Return each line containing the string "year".

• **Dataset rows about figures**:
---+---

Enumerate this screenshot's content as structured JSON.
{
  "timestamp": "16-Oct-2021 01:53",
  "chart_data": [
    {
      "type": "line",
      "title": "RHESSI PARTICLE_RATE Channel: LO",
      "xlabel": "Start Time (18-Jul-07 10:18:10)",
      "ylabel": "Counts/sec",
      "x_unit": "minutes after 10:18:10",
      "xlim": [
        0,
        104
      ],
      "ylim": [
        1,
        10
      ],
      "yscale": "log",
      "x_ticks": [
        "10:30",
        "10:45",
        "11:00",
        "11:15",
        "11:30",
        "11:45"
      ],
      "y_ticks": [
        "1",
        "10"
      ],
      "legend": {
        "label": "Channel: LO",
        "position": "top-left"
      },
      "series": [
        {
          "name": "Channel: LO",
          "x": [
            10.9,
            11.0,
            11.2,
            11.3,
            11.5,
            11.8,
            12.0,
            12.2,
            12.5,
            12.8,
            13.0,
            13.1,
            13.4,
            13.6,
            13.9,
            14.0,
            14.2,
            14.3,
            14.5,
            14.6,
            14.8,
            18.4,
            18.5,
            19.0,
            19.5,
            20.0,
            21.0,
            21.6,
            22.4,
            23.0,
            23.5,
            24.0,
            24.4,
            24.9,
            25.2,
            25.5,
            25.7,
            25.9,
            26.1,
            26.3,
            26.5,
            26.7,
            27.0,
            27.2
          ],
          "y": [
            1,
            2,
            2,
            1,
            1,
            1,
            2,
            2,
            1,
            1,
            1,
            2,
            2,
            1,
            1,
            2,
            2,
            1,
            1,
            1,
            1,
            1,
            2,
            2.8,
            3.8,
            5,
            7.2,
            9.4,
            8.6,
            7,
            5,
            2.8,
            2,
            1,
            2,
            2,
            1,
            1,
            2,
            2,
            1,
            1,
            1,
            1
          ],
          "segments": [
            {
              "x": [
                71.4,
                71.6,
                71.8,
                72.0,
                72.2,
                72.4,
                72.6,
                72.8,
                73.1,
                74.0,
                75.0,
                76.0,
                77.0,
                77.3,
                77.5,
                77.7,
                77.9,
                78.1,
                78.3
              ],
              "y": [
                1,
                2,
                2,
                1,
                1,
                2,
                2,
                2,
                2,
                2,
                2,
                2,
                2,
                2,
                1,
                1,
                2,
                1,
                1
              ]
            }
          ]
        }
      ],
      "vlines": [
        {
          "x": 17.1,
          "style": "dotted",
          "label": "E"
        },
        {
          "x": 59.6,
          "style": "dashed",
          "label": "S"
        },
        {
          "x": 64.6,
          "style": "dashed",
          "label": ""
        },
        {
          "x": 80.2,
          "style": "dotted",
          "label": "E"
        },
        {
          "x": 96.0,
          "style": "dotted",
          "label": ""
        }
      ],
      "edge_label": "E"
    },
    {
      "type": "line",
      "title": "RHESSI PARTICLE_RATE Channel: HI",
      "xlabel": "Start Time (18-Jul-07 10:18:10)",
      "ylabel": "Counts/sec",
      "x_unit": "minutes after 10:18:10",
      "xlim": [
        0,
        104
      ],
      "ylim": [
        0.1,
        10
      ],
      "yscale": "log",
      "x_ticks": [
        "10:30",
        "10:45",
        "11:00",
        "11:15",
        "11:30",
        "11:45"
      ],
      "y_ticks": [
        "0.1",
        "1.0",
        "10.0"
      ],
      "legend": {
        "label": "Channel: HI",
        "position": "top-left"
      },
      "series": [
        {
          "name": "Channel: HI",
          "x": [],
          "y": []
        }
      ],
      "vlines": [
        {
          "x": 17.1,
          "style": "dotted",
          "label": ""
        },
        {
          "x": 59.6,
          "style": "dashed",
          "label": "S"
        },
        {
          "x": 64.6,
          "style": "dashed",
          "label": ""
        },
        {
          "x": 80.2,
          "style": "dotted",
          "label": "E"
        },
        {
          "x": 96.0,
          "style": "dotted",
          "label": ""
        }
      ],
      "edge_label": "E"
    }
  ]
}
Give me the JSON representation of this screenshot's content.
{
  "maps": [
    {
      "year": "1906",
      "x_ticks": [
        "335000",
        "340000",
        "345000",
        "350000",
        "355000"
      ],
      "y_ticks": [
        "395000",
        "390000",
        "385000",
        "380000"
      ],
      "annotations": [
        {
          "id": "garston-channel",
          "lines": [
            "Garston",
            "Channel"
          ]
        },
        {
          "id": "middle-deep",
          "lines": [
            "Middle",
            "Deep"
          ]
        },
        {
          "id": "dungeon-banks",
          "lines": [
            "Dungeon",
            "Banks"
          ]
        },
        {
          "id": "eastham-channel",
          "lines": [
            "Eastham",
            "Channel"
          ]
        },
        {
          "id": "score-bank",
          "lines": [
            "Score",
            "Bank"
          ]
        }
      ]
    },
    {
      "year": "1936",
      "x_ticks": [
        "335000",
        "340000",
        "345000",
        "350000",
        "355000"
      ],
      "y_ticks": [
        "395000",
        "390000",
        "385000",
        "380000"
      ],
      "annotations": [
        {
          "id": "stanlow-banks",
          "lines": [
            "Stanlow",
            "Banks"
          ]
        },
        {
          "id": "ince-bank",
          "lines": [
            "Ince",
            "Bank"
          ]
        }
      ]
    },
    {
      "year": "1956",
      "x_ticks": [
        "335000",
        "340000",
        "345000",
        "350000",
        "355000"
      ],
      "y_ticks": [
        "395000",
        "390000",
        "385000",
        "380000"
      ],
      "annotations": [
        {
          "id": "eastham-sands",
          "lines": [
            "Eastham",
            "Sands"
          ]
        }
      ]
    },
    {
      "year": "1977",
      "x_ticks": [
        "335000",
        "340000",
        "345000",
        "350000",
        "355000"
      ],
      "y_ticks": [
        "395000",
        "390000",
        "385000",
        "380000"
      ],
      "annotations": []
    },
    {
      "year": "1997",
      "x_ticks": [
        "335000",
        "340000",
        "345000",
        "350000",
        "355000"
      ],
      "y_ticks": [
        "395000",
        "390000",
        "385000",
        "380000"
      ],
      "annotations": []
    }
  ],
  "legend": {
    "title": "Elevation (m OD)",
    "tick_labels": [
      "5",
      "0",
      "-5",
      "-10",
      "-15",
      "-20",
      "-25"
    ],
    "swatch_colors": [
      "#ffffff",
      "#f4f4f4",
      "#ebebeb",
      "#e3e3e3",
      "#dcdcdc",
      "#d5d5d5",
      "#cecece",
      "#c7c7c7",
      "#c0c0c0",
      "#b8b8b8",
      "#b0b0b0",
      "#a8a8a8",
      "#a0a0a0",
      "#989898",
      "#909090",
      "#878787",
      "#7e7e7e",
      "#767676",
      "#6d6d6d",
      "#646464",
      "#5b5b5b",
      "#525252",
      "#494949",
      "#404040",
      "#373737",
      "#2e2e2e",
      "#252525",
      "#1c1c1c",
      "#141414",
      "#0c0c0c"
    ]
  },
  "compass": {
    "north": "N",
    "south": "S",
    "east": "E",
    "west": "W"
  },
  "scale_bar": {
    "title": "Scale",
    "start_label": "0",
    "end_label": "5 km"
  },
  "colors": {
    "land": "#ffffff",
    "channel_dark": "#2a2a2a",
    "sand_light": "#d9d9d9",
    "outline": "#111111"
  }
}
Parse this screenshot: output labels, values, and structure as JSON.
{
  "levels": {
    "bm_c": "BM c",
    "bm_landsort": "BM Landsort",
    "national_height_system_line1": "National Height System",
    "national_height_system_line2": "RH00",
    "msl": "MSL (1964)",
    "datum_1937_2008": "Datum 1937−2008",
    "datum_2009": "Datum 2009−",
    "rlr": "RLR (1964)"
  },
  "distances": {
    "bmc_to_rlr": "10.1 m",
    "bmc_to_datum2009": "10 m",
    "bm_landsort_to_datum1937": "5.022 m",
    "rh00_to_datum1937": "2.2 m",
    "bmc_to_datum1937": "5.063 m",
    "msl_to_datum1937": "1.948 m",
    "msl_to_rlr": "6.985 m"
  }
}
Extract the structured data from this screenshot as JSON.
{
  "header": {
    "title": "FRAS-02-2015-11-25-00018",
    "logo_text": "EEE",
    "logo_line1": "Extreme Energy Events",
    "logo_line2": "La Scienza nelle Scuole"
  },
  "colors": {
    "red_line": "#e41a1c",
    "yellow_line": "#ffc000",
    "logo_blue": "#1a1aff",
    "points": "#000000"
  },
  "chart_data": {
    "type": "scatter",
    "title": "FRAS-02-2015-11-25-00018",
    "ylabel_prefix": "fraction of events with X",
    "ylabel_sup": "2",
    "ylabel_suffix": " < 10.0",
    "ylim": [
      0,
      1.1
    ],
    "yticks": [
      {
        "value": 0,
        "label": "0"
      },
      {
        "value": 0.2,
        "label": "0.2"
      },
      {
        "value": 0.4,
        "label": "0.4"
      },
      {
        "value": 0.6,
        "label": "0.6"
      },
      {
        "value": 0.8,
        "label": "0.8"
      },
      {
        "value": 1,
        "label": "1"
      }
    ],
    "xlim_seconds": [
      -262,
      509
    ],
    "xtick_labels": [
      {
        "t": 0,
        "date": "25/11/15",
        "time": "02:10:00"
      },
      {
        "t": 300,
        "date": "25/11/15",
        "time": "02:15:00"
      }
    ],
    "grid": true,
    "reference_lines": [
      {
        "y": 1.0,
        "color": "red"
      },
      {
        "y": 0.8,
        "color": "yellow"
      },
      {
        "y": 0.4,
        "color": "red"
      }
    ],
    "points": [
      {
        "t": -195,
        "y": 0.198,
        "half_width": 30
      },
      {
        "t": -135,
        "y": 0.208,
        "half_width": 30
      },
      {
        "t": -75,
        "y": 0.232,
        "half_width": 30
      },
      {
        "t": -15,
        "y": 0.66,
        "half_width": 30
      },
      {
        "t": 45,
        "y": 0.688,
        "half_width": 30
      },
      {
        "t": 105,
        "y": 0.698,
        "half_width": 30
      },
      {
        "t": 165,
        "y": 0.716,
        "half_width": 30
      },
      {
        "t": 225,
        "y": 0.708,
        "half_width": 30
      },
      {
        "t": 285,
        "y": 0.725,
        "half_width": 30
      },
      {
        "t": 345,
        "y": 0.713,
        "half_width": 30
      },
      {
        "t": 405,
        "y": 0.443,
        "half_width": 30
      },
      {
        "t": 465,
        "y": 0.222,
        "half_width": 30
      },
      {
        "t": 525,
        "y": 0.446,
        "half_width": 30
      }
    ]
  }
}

---+---

• **The result**:
      "year": "1906",
      "year": "1936",
      "year": "1956",
      "year": "1977",
      "year": "1997",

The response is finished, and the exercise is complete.